Locate every line in the material below that has the word "xlabel". Copy each of those lines.

(Data entries for graphics)
=======

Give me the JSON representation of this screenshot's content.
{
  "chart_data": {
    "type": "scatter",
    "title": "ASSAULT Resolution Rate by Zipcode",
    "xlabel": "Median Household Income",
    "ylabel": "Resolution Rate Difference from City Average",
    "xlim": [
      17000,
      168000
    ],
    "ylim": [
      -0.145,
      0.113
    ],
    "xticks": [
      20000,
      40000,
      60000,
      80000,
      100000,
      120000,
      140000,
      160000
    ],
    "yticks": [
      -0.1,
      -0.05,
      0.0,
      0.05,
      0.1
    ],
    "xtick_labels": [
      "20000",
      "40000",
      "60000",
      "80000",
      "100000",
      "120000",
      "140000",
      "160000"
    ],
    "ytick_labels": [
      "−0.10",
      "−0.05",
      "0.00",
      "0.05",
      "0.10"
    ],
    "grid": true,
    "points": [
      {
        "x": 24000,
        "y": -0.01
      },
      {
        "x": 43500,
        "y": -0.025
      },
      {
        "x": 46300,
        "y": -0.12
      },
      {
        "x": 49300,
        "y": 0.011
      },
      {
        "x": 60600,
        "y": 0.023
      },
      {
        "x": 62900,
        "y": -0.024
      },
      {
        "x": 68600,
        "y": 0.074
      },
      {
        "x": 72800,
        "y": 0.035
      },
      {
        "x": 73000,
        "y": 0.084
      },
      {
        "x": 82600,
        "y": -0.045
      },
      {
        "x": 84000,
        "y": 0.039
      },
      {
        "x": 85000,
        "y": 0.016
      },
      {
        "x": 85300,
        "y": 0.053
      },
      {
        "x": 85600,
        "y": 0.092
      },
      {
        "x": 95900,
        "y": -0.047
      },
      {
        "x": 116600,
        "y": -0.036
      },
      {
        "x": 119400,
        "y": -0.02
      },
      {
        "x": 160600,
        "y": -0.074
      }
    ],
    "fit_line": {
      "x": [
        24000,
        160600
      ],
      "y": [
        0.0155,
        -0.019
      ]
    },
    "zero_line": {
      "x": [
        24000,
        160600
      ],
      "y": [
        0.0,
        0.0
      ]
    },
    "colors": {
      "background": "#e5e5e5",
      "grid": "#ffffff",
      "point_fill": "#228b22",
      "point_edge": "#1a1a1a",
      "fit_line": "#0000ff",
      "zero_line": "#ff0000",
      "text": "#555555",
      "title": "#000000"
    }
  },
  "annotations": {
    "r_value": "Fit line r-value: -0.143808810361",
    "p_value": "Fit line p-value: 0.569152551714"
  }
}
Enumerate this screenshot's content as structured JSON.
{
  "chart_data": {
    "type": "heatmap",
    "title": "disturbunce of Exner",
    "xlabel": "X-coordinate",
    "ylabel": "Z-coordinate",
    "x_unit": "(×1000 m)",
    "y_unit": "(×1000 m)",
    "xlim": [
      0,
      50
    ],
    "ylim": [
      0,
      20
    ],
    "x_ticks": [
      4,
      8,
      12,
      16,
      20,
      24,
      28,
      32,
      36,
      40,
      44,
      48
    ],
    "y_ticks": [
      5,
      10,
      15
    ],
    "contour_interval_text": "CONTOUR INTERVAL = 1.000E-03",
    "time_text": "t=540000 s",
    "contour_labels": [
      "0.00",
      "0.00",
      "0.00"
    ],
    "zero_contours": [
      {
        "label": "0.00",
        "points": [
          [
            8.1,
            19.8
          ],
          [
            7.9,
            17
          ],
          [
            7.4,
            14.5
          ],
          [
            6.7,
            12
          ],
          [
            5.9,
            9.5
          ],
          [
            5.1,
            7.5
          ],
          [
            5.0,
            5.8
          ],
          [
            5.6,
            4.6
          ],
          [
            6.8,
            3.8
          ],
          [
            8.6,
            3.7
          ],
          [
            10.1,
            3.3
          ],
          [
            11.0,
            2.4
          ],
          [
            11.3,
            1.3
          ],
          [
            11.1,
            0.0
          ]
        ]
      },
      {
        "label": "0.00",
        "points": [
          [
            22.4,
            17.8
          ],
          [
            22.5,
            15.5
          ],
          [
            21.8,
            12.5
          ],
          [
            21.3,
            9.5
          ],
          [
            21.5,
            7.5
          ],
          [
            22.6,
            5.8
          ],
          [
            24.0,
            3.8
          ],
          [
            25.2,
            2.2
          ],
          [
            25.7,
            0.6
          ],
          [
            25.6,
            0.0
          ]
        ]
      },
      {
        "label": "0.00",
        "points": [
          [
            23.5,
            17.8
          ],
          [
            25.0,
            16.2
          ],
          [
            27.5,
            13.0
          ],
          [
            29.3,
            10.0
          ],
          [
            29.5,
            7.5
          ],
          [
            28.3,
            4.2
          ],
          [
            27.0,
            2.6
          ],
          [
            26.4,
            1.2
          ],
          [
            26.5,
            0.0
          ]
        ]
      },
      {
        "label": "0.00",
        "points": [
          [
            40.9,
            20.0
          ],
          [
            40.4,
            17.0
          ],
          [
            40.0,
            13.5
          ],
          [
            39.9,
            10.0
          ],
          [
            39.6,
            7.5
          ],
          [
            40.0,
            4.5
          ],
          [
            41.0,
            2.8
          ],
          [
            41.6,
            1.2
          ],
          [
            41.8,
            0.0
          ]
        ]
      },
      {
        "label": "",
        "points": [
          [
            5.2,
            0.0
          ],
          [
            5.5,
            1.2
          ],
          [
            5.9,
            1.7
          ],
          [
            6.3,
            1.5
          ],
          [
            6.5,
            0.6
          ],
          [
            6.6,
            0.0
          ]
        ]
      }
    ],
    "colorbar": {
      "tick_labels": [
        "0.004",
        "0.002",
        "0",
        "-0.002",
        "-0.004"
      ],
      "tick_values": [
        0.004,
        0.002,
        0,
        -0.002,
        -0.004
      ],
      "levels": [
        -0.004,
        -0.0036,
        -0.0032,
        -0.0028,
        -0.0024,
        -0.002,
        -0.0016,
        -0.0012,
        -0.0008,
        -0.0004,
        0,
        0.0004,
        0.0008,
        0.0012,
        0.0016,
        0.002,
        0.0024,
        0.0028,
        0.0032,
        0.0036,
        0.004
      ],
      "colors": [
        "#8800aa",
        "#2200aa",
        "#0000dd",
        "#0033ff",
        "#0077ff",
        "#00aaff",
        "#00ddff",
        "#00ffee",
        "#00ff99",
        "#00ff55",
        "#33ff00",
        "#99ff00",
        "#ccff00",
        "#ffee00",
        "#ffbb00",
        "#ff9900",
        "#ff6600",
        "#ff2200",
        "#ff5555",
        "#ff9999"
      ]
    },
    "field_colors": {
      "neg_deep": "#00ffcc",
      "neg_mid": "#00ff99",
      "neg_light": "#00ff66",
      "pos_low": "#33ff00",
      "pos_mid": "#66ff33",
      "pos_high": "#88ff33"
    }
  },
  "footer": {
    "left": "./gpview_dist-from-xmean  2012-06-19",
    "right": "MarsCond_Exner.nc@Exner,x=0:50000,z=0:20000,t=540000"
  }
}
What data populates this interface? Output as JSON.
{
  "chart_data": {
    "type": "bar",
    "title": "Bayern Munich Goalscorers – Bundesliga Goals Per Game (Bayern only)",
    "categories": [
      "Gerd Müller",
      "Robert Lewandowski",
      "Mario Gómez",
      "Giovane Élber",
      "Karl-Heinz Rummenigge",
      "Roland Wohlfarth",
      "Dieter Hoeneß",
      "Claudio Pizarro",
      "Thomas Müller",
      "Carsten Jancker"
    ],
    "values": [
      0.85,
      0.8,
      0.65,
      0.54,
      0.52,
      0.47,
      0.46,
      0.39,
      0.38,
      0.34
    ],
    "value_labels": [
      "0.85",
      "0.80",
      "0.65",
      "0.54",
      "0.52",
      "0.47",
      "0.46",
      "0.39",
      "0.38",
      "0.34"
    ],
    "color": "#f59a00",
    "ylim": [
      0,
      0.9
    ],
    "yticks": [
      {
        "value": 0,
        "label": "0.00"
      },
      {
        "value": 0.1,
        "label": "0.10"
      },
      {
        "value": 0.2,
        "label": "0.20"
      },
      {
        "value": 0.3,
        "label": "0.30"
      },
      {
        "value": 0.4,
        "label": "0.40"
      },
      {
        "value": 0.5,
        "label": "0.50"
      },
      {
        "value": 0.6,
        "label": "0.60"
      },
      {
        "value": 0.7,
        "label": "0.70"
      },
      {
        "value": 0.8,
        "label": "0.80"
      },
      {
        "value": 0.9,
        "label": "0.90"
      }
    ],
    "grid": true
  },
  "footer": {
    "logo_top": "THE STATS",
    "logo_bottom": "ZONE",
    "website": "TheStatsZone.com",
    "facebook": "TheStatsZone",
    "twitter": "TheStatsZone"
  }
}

=======

--- Solution to this problem ---
    "xlabel": "Median Household Income",
    "xlabel": "X-coordinate",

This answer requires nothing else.